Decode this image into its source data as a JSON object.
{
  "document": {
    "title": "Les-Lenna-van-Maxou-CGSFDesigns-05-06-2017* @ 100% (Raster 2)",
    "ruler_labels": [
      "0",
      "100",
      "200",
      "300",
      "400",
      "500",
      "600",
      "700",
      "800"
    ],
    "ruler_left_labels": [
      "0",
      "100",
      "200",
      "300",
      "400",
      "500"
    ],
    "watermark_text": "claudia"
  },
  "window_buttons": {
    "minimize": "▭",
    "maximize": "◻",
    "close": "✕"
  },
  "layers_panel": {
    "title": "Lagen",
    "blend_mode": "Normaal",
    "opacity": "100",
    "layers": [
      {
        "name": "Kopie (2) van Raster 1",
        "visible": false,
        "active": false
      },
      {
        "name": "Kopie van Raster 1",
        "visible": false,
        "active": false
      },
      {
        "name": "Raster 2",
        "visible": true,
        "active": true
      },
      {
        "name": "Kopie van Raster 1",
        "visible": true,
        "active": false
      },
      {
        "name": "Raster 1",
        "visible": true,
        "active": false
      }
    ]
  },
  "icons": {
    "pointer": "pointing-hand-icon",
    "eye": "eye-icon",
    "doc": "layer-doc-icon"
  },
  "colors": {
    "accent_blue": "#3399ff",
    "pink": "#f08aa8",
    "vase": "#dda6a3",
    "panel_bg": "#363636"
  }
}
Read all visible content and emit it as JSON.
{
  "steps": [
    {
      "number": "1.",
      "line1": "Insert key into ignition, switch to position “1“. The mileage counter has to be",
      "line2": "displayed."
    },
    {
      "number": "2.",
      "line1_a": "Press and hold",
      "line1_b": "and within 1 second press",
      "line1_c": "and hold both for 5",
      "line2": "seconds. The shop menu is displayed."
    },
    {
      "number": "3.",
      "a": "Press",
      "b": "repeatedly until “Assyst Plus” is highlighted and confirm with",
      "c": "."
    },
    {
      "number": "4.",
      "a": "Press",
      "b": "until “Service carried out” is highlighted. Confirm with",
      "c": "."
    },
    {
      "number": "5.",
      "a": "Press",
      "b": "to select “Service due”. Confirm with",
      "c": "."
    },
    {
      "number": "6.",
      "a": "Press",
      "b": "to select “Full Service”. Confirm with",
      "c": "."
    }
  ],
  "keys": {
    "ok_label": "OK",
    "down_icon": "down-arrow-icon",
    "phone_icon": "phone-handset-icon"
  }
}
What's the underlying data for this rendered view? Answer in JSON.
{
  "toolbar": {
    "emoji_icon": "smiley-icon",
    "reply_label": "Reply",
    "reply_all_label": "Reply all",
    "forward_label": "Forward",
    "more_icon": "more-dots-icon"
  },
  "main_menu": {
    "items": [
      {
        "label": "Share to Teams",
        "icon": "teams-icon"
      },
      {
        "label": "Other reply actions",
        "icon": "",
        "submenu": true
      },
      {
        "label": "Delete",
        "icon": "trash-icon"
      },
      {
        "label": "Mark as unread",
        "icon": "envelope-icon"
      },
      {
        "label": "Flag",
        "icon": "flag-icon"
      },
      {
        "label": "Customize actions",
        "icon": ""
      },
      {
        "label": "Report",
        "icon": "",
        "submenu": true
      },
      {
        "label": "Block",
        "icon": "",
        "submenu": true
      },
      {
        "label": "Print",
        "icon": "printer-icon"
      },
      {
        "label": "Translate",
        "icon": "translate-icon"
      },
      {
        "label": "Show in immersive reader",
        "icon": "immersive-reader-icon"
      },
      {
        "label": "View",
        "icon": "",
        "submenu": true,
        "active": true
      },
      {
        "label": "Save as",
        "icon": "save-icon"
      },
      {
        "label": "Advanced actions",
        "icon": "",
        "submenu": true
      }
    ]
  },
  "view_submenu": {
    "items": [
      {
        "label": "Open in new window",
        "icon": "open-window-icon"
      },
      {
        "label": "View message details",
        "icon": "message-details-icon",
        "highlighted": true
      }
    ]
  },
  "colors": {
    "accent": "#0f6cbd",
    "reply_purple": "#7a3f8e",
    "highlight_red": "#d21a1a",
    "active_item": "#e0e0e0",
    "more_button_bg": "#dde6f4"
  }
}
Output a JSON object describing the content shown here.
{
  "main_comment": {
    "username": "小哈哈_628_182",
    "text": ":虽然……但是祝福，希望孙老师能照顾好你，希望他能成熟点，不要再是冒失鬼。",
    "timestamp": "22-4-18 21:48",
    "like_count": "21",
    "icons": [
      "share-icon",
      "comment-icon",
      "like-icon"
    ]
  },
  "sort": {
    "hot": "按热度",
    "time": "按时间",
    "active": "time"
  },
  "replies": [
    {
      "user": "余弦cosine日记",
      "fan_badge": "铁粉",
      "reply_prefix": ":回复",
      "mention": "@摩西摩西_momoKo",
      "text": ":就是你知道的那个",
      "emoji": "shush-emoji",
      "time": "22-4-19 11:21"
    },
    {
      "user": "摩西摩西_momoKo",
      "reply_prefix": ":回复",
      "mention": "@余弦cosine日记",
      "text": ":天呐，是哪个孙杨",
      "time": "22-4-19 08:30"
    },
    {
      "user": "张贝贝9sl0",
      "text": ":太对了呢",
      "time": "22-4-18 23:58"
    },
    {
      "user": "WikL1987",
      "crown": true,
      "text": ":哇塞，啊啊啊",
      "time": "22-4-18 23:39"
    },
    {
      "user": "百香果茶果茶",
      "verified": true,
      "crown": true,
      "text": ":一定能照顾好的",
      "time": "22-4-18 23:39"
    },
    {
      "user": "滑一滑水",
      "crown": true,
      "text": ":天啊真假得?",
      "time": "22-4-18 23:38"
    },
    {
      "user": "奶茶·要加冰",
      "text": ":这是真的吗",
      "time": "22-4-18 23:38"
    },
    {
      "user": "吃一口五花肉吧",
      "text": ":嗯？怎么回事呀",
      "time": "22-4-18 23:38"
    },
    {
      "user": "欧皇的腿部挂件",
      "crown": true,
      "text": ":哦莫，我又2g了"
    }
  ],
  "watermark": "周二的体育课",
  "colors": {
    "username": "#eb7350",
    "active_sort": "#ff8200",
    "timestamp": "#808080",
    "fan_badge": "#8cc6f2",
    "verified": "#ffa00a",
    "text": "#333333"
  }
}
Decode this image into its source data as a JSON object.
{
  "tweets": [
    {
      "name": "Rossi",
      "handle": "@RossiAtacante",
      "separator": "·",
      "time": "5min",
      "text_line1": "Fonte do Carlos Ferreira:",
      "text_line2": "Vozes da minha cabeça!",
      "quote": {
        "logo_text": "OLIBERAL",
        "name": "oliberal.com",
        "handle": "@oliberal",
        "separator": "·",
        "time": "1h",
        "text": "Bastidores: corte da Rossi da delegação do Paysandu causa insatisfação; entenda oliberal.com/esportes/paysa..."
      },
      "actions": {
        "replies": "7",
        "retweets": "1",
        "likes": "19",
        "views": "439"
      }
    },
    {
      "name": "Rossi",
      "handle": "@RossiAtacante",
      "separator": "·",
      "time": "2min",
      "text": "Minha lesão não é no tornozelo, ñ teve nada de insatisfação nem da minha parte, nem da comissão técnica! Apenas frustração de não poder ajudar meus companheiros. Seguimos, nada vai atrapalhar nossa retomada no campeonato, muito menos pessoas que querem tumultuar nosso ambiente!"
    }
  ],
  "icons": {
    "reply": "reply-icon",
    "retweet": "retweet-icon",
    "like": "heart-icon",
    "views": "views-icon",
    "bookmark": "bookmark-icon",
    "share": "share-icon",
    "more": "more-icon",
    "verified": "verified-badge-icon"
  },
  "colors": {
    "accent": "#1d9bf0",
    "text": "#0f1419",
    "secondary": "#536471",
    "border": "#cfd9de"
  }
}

▶ [DO THIS]: Copy every record exactly, with nothing added or dropped.

▶ [FULL SOLUTION]:
Decode this image into its source data as a JSON object.
{
  "document": {
    "title": "Les-Lenna-van-Maxou-CGSFDesigns-05-06-2017* @ 100% (Raster 2)",
    "ruler_labels": [
      "0",
      "100",
      "200",
      "300",
      "400",
      "500",
      "600",
      "700",
      "800"
    ],
    "ruler_left_labels": [
      "0",
      "100",
      "200",
      "300",
      "400",
      "500"
    ],
    "watermark_text": "claudia"
  },
  "window_buttons": {
    "minimize": "▭",
    "maximize": "◻",
    "close": "✕"
  },
  "layers_panel": {
    "title": "Lagen",
    "blend_mode": "Normaal",
    "opacity": "100",
    "layers": [
      {
        "name": "Kopie (2) van Raster 1",
        "visible": false,
        "active": false
      },
      {
        "name": "Kopie van Raster 1",
        "visible": false,
        "active": false
      },
      {
        "name": "Raster 2",
        "visible": true,
        "active": true
      },
      {
        "name": "Kopie van Raster 1",
        "visible": true,
        "active": false
      },
      {
        "name": "Raster 1",
        "visible": true,
        "active": false
      }
    ]
  },
  "icons": {
    "pointer": "pointing-hand-icon",
    "eye": "eye-icon",
    "doc": "layer-doc-icon"
  },
  "colors": {
    "accent_blue": "#3399ff",
    "pink": "#f08aa8",
    "vase": "#dda6a3",
    "panel_bg": "#363636"
  }
}
Read all visible content and emit it as JSON.
{
  "steps": [
    {
      "number": "1.",
      "line1": "Insert key into ignition, switch to position “1“. The mileage counter has to be",
      "line2": "displayed."
    },
    {
      "number": "2.",
      "line1_a": "Press and hold",
      "line1_b": "and within 1 second press",
      "line1_c": "and hold both for 5",
      "line2": "seconds. The shop menu is displayed."
    },
    {
      "number": "3.",
      "a": "Press",
      "b": "repeatedly until “Assyst Plus” is highlighted and confirm with",
      "c": "."
    },
    {
      "number": "4.",
      "a": "Press",
      "b": "until “Service carried out” is highlighted. Confirm with",
      "c": "."
    },
    {
      "number": "5.",
      "a": "Press",
      "b": "to select “Service due”. Confirm with",
      "c": "."
    },
    {
      "number": "6.",
      "a": "Press",
      "b": "to select “Full Service”. Confirm with",
      "c": "."
    }
  ],
  "keys": {
    "ok_label": "OK",
    "down_icon": "down-arrow-icon",
    "phone_icon": "phone-handset-icon"
  }
}
What's the underlying data for this rendered view? Answer in JSON.
{
  "toolbar": {
    "emoji_icon": "smiley-icon",
    "reply_label": "Reply",
    "reply_all_label": "Reply all",
    "forward_label": "Forward",
    "more_icon": "more-dots-icon"
  },
  "main_menu": {
    "items": [
      {
        "label": "Share to Teams",
        "icon": "teams-icon"
      },
      {
        "label": "Other reply actions",
        "icon": "",
        "submenu": true
      },
      {
        "label": "Delete",
        "icon": "trash-icon"
      },
      {
        "label": "Mark as unread",
        "icon": "envelope-icon"
      },
      {
        "label": "Flag",
        "icon": "flag-icon"
      },
      {
        "label": "Customize actions",
        "icon": ""
      },
      {
        "label": "Report",
        "icon": "",
        "submenu": true
      },
      {
        "label": "Block",
        "icon": "",
        "submenu": true
      },
      {
        "label": "Print",
        "icon": "printer-icon"
      },
      {
        "label": "Translate",
        "icon": "translate-icon"
      },
      {
        "label": "Show in immersive reader",
        "icon": "immersive-reader-icon"
      },
      {
        "label": "View",
        "icon": "",
        "submenu": true,
        "active": true
      },
      {
        "label": "Save as",
        "icon": "save-icon"
      },
      {
        "label": "Advanced actions",
        "icon": "",
        "submenu": true
      }
    ]
  },
  "view_submenu": {
    "items": [
      {
        "label": "Open in new window",
        "icon": "open-window-icon"
      },
      {
        "label": "View message details",
        "icon": "message-details-icon",
        "highlighted": true
      }
    ]
  },
  "colors": {
    "accent": "#0f6cbd",
    "reply_purple": "#7a3f8e",
    "highlight_red": "#d21a1a",
    "active_item": "#e0e0e0",
    "more_button_bg": "#dde6f4"
  }
}
Output a JSON object describing the content shown here.
{
  "main_comment": {
    "username": "小哈哈_628_182",
    "text": ":虽然……但是祝福，希望孙老师能照顾好你，希望他能成熟点，不要再是冒失鬼。",
    "timestamp": "22-4-18 21:48",
    "like_count": "21",
    "icons": [
      "share-icon",
      "comment-icon",
      "like-icon"
    ]
  },
  "sort": {
    "hot": "按热度",
    "time": "按时间",
    "active": "time"
  },
  "replies": [
    {
      "user": "余弦cosine日记",
      "fan_badge": "铁粉",
      "reply_prefix": ":回复",
      "mention": "@摩西摩西_momoKo",
      "text": ":就是你知道的那个",
      "emoji": "shush-emoji",
      "time": "22-4-19 11:21"
    },
    {
      "user": "摩西摩西_momoKo",
      "reply_prefix": ":回复",
      "mention": "@余弦cosine日记",
      "text": ":天呐，是哪个孙杨",
      "time": "22-4-19 08:30"
    },
    {
      "user": "张贝贝9sl0",
      "text": ":太对了呢",
      "time": "22-4-18 23:58"
    },
    {
      "user": "WikL1987",
      "crown": true,
      "text": ":哇塞，啊啊啊",
      "time": "22-4-18 23:39"
    },
    {
      "user": "百香果茶果茶",
      "verified": true,
      "crown": true,
      "text": ":一定能照顾好的",
      "time": "22-4-18 23:39"
    },
    {
      "user": "滑一滑水",
      "crown": true,
      "text": ":天啊真假得?",
      "time": "22-4-18 23:38"
    },
    {
      "user": "奶茶·要加冰",
      "text": ":这是真的吗",
      "time": "22-4-18 23:38"
    },
    {
      "user": "吃一口五花肉吧",
      "text": ":嗯？怎么回事呀",
      "time": "22-4-18 23:38"
    },
    {
      "user": "欧皇的腿部挂件",
      "crown": true,
      "text": ":哦莫，我又2g了"
    }
  ],
  "watermark": "周二的体育课",
  "colors": {
    "username": "#eb7350",
    "active_sort": "#ff8200",
    "timestamp": "#808080",
    "fan_badge": "#8cc6f2",
    "verified": "#ffa00a",
    "text": "#333333"
  }
}
Decode this image into its source data as a JSON object.
{
  "tweets": [
    {
      "name": "Rossi",
      "handle": "@RossiAtacante",
      "separator": "·",
      "time": "5min",
      "text_line1": "Fonte do Carlos Ferreira:",
      "text_line2": "Vozes da minha cabeça!",
      "quote": {
        "logo_text": "OLIBERAL",
        "name": "oliberal.com",
        "handle": "@oliberal",
        "separator": "·",
        "time": "1h",
        "text": "Bastidores: corte da Rossi da delegação do Paysandu causa insatisfação; entenda oliberal.com/esportes/paysa..."
      },
      "actions": {
        "replies": "7",
        "retweets": "1",
        "likes": "19",
        "views": "439"
      }
    },
    {
      "name": "Rossi",
      "handle": "@RossiAtacante",
      "separator": "·",
      "time": "2min",
      "text": "Minha lesão não é no tornozelo, ñ teve nada de insatisfação nem da minha parte, nem da comissão técnica! Apenas frustração de não poder ajudar meus companheiros. Seguimos, nada vai atrapalhar nossa retomada no campeonato, muito menos pessoas que querem tumultuar nosso ambiente!"
    }
  ],
  "icons": {
    "reply": "reply-icon",
    "retweet": "retweet-icon",
    "like": "heart-icon",
    "views": "views-icon",
    "bookmark": "bookmark-icon",
    "share": "share-icon",
    "more": "more-icon",
    "verified": "verified-badge-icon"
  },
  "colors": {
    "accent": "#1d9bf0",
    "text": "#0f1419",
    "secondary": "#536471",
    "border": "#cfd9de"
  }
}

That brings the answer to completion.